▸ Short exercise: Could you write out the records below exactly as they appear?

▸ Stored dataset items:
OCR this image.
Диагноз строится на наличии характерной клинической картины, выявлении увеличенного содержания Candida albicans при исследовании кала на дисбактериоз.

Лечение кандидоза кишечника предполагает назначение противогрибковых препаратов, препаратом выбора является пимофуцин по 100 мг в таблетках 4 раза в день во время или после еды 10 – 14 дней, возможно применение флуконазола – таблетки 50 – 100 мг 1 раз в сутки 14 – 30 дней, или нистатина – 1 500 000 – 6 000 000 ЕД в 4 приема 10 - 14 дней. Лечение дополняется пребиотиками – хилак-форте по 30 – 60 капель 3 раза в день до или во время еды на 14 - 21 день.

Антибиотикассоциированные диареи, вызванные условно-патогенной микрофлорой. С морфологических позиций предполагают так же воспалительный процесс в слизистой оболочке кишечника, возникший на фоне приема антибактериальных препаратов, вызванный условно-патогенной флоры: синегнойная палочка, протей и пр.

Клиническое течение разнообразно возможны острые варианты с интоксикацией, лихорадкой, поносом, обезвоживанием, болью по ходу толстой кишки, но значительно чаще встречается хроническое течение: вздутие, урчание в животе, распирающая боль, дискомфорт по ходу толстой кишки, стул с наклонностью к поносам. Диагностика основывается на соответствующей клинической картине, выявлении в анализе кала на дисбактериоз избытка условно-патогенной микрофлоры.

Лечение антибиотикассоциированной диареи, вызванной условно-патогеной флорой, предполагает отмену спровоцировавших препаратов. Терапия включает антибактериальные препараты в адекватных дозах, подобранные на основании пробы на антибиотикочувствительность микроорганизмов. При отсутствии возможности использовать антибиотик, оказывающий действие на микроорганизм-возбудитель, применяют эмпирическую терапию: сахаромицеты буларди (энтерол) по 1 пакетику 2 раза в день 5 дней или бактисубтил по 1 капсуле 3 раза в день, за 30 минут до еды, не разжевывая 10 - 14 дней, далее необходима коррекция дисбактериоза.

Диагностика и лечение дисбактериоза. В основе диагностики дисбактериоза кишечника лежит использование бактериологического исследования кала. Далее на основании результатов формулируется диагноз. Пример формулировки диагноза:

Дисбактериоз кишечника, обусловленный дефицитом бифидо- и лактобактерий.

▸ Answer below:
OCR this image.
Диагноз строится на наличии характерной клинической картины, выявлении увеличенного содержания Candida albicans при исследовании кала на дисбактериоз.

Лечение кандидоза кишечника предполагает назначение противогрибковых препаратов, препаратом выбора является пимофуцин по 100 мг в таблетках 4 раза в день во время или после еды 10 – 14 дней, возможно применение флуконазола – таблетки 50 – 100 мг 1 раз в сутки 14 – 30 дней, или нистатина – 1 500 000 – 6 000 000 ЕД в 4 приема 10 - 14 дней. Лечение дополняется пребиотиками – хилак-форте по 30 – 60 капель 3 раза в день до или во время еды на 14 - 21 день.

Антибиотикассоциированные диареи, вызванные условно-патогенной микрофлорой. С морфологических позиций предполагают так же воспалительный процесс в слизистой оболочке кишечника, возникший на фоне приема антибактериальных препаратов, вызванный условно-патогенной флоры: синегнойная палочка, протей и пр.

Клиническое течение разнообразно возможны острые варианты с интоксикацией, лихорадкой, поносом, обезвоживанием, болью по ходу толстой кишки, но значительно чаще встречается хроническое течение: вздутие, урчание в животе, распирающая боль, дискомфорт по ходу толстой кишки, стул с наклонностью к поносам. Диагностика основывается на соответствующей клинической картине, выявлении в анализе кала на дисбактериоз избытка условно-патогенной микрофлоры.

Лечение антибиотикассоциированной диареи, вызванной условно-патогеной флорой, предполагает отмену спровоцировавших препаратов. Терапия включает антибактериальные препараты в адекватных дозах, подобранные на основании пробы на антибиотикочувствительность микроорганизмов. При отсутствии возможности использовать антибиотик, оказывающий действие на микроорганизм-возбудитель, применяют эмпирическую терапию: сахаромицеты буларди (энтерол) по 1 пакетику 2 раза в день 5 дней или бактисубтил по 1 капсуле 3 раза в день, за 30 минут до еды, не разжевывая 10 - 14 дней, далее необходима коррекция дисбактериоза.

Диагностика и лечение дисбактериоза. В основе диагностики дисбактериоза кишечника лежит использование бактериологического исследования кала. Далее на основании результатов формулируется диагноз. Пример формулировки диагноза:

Дисбактериоз кишечника, обусловленный дефицитом бифидо- и лактобактерий.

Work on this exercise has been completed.